### PROBLEM DETAILS
Write every line of the material out exactly as shown.

Recorded data:
============

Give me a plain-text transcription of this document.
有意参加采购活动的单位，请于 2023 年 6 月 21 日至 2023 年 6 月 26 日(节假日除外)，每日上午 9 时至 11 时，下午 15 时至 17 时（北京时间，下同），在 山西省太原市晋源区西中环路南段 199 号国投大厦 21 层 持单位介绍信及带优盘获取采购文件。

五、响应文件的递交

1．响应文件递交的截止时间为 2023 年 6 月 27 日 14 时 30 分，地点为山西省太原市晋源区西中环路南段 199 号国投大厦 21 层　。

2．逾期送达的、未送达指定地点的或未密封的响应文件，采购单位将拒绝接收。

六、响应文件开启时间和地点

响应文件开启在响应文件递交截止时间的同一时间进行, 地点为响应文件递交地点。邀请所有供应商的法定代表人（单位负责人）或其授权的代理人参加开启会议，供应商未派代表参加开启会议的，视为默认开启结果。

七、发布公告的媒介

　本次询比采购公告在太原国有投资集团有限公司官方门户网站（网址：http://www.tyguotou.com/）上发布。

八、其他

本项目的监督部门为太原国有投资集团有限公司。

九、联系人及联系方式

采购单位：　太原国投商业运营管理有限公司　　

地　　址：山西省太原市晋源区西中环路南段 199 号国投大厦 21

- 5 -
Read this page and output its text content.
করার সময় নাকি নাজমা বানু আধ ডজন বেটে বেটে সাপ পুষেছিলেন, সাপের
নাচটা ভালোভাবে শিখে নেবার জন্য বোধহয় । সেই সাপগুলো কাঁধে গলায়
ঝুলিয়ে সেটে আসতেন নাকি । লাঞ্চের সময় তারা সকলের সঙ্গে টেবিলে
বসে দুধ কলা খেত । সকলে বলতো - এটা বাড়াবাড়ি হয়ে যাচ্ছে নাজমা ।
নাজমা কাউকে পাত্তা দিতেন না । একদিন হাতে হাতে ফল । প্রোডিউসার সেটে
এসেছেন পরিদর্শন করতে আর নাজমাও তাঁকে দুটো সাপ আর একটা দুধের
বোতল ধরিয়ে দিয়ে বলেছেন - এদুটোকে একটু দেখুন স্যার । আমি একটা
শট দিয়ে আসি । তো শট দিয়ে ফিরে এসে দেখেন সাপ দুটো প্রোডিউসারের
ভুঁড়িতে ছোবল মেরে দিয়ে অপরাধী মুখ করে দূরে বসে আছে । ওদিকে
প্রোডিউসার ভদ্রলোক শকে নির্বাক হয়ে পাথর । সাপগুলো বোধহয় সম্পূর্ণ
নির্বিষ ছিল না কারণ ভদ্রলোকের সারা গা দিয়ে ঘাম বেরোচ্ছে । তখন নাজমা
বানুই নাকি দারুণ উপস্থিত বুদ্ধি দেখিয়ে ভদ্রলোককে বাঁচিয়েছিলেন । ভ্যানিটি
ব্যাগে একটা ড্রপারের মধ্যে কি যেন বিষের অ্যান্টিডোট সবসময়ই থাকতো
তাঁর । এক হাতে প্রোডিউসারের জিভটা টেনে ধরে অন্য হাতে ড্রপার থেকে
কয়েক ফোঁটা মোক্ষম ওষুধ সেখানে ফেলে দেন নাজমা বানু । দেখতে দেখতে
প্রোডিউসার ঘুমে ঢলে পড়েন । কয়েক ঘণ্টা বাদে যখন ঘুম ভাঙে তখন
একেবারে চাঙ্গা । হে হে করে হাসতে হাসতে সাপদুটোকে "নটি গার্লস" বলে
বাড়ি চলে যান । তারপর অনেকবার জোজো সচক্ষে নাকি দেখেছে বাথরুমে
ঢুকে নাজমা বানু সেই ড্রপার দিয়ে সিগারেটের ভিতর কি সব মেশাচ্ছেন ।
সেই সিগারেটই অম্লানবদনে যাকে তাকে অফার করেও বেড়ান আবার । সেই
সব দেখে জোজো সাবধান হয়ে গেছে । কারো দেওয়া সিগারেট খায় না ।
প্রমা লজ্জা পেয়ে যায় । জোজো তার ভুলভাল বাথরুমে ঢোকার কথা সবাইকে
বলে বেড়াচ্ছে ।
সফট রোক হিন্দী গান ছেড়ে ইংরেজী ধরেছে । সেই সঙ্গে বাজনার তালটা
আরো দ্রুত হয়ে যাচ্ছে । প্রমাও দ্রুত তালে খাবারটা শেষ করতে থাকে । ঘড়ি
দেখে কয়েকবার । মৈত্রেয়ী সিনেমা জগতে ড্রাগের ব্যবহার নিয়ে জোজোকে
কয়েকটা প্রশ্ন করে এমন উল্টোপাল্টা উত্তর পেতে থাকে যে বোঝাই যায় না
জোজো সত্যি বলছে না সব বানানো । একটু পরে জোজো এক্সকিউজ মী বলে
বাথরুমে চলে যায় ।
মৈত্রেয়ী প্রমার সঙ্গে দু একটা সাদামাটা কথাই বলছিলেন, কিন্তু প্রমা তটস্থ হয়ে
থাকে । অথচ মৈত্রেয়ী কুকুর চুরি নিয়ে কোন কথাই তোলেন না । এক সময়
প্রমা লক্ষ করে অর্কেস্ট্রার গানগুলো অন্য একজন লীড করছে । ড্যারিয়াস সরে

============

### REPLY
Give me a plain-text transcription of this document.
有意参加采购活动的单位，请于 2023 年 6 月 21 日至 2023 年 6 月 26 日(节假日除外)，每日上午 9 时至 11 时，下午 15 时至 17 时（北京时间，下同），在 山西省太原市晋源区西中环路南段 199 号国投大厦 21 层 持单位介绍信及带优盘获取采购文件。

五、响应文件的递交

1．响应文件递交的截止时间为 2023 年 6 月 27 日 14 时 30 分，地点为山西省太原市晋源区西中环路南段 199 号国投大厦 21 层　。

2．逾期送达的、未送达指定地点的或未密封的响应文件，采购单位将拒绝接收。

六、响应文件开启时间和地点

响应文件开启在响应文件递交截止时间的同一时间进行, 地点为响应文件递交地点。邀请所有供应商的法定代表人（单位负责人）或其授权的代理人参加开启会议，供应商未派代表参加开启会议的，视为默认开启结果。

七、发布公告的媒介

　本次询比采购公告在太原国有投资集团有限公司官方门户网站（网址：http://www.tyguotou.com/）上发布。

八、其他

本项目的监督部门为太原国有投资集团有限公司。

九、联系人及联系方式

采购单位：　太原国投商业运营管理有限公司　　

地　　址：山西省太原市晋源区西中环路南段 199 号国投大厦 21

- 5 -
Read this page and output its text content.
করার সময় নাকি নাজমা বানু আধ ডজন বেটে বেটে সাপ পুষেছিলেন, সাপের
নাচটা ভালোভাবে শিখে নেবার জন্য বোধহয় । সেই সাপগুলো কাঁধে গলায়
ঝুলিয়ে সেটে আসতেন নাকি । লাঞ্চের সময় তারা সকলের সঙ্গে টেবিলে
বসে দুধ কলা খেত । সকলে বলতো - এটা বাড়াবাড়ি হয়ে যাচ্ছে নাজমা ।
নাজমা কাউকে পাত্তা দিতেন না । একদিন হাতে হাতে ফল । প্রোডিউসার সেটে
এসেছেন পরিদর্শন করতে আর নাজমাও তাঁকে দুটো সাপ আর একটা দুধের
বোতল ধরিয়ে দিয়ে বলেছেন - এদুটোকে একটু দেখুন স্যার । আমি একটা
শট দিয়ে আসি । তো শট দিয়ে ফিরে এসে দেখেন সাপ দুটো প্রোডিউসারের
ভুঁড়িতে ছোবল মেরে দিয়ে অপরাধী মুখ করে দূরে বসে আছে । ওদিকে
প্রোডিউসার ভদ্রলোক শকে নির্বাক হয়ে পাথর । সাপগুলো বোধহয় সম্পূর্ণ
নির্বিষ ছিল না কারণ ভদ্রলোকের সারা গা দিয়ে ঘাম বেরোচ্ছে । তখন নাজমা
বানুই নাকি দারুণ উপস্থিত বুদ্ধি দেখিয়ে ভদ্রলোককে বাঁচিয়েছিলেন । ভ্যানিটি
ব্যাগে একটা ড্রপারের মধ্যে কি যেন বিষের অ্যান্টিডোট সবসময়ই থাকতো
তাঁর । এক হাতে প্রোডিউসারের জিভটা টেনে ধরে অন্য হাতে ড্রপার থেকে
কয়েক ফোঁটা মোক্ষম ওষুধ সেখানে ফেলে দেন নাজমা বানু । দেখতে দেখতে
প্রোডিউসার ঘুমে ঢলে পড়েন । কয়েক ঘণ্টা বাদে যখন ঘুম ভাঙে তখন
একেবারে চাঙ্গা । হে হে করে হাসতে হাসতে সাপদুটোকে "নটি গার্লস" বলে
বাড়ি চলে যান । তারপর অনেকবার জোজো সচক্ষে নাকি দেখেছে বাথরুমে
ঢুকে নাজমা বানু সেই ড্রপার দিয়ে সিগারেটের ভিতর কি সব মেশাচ্ছেন ।
সেই সিগারেটই অম্লানবদনে যাকে তাকে অফার করেও বেড়ান আবার । সেই
সব দেখে জোজো সাবধান হয়ে গেছে । কারো দেওয়া সিগারেট খায় না ।
প্রমা লজ্জা পেয়ে যায় । জোজো তার ভুলভাল বাথরুমে ঢোকার কথা সবাইকে
বলে বেড়াচ্ছে ।
সফট রোক হিন্দী গান ছেড়ে ইংরেজী ধরেছে । সেই সঙ্গে বাজনার তালটা
আরো দ্রুত হয়ে যাচ্ছে । প্রমাও দ্রুত তালে খাবারটা শেষ করতে থাকে । ঘড়ি
দেখে কয়েকবার । মৈত্রেয়ী সিনেমা জগতে ড্রাগের ব্যবহার নিয়ে জোজোকে
কয়েকটা প্রশ্ন করে এমন উল্টোপাল্টা উত্তর পেতে থাকে যে বোঝাই যায় না
জোজো সত্যি বলছে না সব বানানো । একটু পরে জোজো এক্সকিউজ মী বলে
বাথরুমে চলে যায় ।
মৈত্রেয়ী প্রমার সঙ্গে দু একটা সাদামাটা কথাই বলছিলেন, কিন্তু প্রমা তটস্থ হয়ে
থাকে । অথচ মৈত্রেয়ী কুকুর চুরি নিয়ে কোন কথাই তোলেন না । এক সময়
প্রমা লক্ষ করে অর্কেস্ট্রার গানগুলো অন্য একজন লীড করছে । ড্যারিয়াস সরে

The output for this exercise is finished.